— START Data shown —

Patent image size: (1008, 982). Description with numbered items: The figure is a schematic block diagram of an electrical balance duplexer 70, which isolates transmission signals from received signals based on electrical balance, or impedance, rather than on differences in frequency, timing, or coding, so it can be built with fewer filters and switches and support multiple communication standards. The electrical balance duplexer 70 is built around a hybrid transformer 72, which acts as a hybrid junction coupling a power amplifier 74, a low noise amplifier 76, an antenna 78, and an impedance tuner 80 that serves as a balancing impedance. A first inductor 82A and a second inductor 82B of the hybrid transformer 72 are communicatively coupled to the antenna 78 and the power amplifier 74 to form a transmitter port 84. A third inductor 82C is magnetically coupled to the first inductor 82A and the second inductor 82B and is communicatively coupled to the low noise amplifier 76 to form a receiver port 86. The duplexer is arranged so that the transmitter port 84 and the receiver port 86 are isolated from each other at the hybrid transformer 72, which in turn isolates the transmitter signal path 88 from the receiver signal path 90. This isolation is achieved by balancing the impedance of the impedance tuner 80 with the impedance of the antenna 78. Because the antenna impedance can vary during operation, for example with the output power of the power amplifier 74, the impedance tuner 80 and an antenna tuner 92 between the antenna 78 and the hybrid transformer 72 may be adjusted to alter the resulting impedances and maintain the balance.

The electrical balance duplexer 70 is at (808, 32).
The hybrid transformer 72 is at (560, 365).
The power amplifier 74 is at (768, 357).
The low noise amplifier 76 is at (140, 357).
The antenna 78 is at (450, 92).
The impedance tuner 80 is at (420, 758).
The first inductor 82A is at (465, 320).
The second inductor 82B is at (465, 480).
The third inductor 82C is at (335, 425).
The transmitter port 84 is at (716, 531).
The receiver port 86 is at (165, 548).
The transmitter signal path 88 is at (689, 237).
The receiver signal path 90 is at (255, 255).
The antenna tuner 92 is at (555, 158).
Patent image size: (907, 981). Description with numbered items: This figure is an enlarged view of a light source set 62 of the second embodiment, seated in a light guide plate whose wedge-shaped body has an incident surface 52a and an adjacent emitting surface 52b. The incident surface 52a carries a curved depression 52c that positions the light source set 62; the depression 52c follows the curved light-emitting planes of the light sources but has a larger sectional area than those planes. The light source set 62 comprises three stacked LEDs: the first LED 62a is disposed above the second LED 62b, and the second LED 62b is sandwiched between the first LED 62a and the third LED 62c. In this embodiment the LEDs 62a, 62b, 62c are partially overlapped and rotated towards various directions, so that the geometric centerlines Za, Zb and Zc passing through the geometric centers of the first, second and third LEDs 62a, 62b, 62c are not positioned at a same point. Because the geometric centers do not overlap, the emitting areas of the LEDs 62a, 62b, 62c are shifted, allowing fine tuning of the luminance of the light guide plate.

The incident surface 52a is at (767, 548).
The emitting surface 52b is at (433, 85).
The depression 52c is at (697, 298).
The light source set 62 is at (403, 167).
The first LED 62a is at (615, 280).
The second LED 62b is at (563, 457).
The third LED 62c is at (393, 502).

— END Data shown —

= Exercise description =
Please copy out every line of the entries above without changing anything.

= Answer for this exercise =
Patent image size: (1008, 982). Description with numbered items: The figure is a schematic block diagram of an electrical balance duplexer 70, which isolates transmission signals from received signals based on electrical balance, or impedance, rather than on differences in frequency, timing, or coding, so it can be built with fewer filters and switches and support multiple communication standards. The electrical balance duplexer 70 is built around a hybrid transformer 72, which acts as a hybrid junction coupling a power amplifier 74, a low noise amplifier 76, an antenna 78, and an impedance tuner 80 that serves as a balancing impedance. A first inductor 82A and a second inductor 82B of the hybrid transformer 72 are communicatively coupled to the antenna 78 and the power amplifier 74 to form a transmitter port 84. A third inductor 82C is magnetically coupled to the first inductor 82A and the second inductor 82B and is communicatively coupled to the low noise amplifier 76 to form a receiver port 86. The duplexer is arranged so that the transmitter port 84 and the receiver port 86 are isolated from each other at the hybrid transformer 72, which in turn isolates the transmitter signal path 88 from the receiver signal path 90. This isolation is achieved by balancing the impedance of the impedance tuner 80 with the impedance of the antenna 78. Because the antenna impedance can vary during operation, for example with the output power of the power amplifier 74, the impedance tuner 80 and an antenna tuner 92 between the antenna 78 and the hybrid transformer 72 may be adjusted to alter the resulting impedances and maintain the balance.

The electrical balance duplexer 70 is at (808, 32).
The hybrid transformer 72 is at (560, 365).
The power amplifier 74 is at (768, 357).
The low noise amplifier 76 is at (140, 357).
The antenna 78 is at (450, 92).
The impedance tuner 80 is at (420, 758).
The first inductor 82A is at (465, 320).
The second inductor 82B is at (465, 480).
The third inductor 82C is at (335, 425).
The transmitter port 84 is at (716, 531).
The receiver port 86 is at (165, 548).
The transmitter signal path 88 is at (689, 237).
The receiver signal path 90 is at (255, 255).
The antenna tuner 92 is at (555, 158).
Patent image size: (907, 981). Description with numbered items: This figure is an enlarged view of a light source set 62 of the second embodiment, seated in a light guide plate whose wedge-shaped body has an incident surface 52a and an adjacent emitting surface 52b. The incident surface 52a carries a curved depression 52c that positions the light source set 62; the depression 52c follows the curved light-emitting planes of the light sources but has a larger sectional area than those planes. The light source set 62 comprises three stacked LEDs: the first LED 62a is disposed above the second LED 62b, and the second LED 62b is sandwiched between the first LED 62a and the third LED 62c. In this embodiment the LEDs 62a, 62b, 62c are partially overlapped and rotated towards various directions, so that the geometric centerlines Za, Zb and Zc passing through the geometric centers of the first, second and third LEDs 62a, 62b, 62c are not positioned at a same point. Because the geometric centers do not overlap, the emitting areas of the LEDs 62a, 62b, 62c are shifted, allowing fine tuning of the luminance of the light guide plate.

The incident surface 52a is at (767, 548).
The emitting surface 52b is at (433, 85).
The depression 52c is at (697, 298).
The light source set 62 is at (403, 167).
The first LED 62a is at (615, 280).
The second LED 62b is at (563, 457).
The third LED 62c is at (393, 502).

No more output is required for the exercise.